• [TASK]: Copy every line from the records below that holds the word "Стоимость".
=== RECORDS SHOWN ===
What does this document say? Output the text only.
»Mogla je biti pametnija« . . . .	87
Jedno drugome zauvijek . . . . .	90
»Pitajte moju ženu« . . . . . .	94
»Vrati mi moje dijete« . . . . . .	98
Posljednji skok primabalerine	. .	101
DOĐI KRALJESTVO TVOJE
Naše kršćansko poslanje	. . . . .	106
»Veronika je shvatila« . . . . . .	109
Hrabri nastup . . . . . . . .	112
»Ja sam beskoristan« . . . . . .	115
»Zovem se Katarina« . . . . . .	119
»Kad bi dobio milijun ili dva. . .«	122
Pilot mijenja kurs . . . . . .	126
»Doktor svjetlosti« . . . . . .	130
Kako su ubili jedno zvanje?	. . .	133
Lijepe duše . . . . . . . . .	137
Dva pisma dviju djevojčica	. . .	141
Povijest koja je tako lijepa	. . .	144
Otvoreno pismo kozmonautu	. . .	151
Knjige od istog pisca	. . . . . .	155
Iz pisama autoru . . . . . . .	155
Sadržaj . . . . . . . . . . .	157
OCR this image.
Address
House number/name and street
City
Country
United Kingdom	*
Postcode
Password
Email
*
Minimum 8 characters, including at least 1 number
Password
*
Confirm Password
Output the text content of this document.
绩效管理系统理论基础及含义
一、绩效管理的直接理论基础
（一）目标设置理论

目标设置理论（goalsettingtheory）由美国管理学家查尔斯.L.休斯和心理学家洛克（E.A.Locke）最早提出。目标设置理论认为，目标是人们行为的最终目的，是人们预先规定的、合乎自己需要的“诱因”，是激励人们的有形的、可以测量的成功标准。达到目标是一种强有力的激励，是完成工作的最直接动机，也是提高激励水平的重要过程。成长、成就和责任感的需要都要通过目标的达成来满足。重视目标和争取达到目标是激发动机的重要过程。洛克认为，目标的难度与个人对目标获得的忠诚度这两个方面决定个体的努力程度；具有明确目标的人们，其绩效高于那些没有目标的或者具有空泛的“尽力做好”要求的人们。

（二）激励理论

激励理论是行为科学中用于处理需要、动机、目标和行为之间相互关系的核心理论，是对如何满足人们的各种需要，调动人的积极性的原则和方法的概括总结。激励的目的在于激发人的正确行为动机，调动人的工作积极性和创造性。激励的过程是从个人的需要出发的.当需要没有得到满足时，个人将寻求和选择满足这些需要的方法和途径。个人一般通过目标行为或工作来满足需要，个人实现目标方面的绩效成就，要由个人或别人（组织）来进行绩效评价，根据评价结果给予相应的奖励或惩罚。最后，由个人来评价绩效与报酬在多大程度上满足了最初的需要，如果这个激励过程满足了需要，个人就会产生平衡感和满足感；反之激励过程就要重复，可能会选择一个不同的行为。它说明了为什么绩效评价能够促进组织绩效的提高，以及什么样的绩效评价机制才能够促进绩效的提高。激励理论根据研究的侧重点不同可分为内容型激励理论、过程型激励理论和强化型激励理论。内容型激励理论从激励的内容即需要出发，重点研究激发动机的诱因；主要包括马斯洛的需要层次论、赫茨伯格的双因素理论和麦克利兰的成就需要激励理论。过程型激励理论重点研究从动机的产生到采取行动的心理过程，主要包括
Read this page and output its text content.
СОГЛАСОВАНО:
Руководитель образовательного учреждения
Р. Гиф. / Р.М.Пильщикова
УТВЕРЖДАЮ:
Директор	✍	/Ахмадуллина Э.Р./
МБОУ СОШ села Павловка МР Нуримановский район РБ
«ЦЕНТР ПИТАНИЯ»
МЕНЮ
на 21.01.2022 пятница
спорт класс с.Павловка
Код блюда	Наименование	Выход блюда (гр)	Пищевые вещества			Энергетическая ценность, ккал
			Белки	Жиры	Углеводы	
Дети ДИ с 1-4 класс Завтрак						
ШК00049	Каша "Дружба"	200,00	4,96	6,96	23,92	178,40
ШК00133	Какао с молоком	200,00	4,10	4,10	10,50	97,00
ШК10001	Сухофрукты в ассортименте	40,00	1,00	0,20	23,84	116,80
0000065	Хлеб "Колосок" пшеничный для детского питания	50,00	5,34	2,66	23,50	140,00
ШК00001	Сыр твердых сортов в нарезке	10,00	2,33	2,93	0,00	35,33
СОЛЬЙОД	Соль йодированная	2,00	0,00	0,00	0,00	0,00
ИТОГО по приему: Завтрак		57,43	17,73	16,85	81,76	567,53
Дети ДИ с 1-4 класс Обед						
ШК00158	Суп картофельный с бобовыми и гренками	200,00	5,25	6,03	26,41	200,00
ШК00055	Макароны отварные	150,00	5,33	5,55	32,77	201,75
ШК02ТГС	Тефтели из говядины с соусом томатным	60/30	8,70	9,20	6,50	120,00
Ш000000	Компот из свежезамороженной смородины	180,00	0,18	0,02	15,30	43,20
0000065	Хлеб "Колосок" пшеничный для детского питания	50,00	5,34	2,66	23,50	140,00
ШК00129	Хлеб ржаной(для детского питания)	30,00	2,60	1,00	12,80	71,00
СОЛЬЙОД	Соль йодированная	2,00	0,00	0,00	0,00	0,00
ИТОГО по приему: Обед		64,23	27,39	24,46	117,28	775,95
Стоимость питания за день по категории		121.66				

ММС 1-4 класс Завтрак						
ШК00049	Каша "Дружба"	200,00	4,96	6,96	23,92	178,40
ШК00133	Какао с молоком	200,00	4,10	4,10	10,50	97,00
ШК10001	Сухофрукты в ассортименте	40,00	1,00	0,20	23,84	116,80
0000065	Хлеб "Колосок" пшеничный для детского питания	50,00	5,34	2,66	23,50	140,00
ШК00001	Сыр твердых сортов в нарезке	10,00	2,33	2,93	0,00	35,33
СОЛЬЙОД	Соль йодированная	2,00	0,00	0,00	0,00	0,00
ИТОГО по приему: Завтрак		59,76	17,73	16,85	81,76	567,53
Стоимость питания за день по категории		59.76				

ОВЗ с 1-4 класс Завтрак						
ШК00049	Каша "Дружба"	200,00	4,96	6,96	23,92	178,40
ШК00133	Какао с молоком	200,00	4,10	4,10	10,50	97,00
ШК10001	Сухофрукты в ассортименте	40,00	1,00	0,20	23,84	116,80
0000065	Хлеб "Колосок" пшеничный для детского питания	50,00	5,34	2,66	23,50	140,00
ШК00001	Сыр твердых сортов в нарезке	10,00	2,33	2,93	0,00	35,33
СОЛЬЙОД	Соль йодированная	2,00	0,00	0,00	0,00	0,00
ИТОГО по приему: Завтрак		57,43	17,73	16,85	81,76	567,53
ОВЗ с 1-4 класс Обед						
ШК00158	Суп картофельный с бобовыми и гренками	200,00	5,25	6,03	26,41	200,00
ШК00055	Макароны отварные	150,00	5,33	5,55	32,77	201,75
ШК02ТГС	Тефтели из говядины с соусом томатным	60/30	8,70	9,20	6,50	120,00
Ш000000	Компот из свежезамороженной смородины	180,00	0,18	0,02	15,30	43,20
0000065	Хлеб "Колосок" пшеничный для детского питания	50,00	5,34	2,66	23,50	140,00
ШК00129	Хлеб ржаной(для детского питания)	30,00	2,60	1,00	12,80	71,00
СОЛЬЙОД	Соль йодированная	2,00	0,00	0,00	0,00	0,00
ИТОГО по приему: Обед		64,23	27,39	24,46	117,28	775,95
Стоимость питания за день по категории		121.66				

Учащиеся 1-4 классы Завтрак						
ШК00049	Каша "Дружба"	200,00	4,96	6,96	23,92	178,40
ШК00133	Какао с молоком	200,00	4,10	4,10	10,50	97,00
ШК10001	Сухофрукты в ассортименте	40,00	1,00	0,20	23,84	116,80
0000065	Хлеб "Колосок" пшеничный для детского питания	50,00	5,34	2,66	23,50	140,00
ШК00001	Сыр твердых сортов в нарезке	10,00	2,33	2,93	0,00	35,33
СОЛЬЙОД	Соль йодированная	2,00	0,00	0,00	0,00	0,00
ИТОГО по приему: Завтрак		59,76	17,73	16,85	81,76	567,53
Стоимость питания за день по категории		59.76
===
• [PROBLEM SOLUTION]:
Стоимость питания за день по категории		121.66				
Стоимость питания за день по категории		59.76				
Стоимость питания за день по категории		121.66				
Стоимость питания за день по категории		59.76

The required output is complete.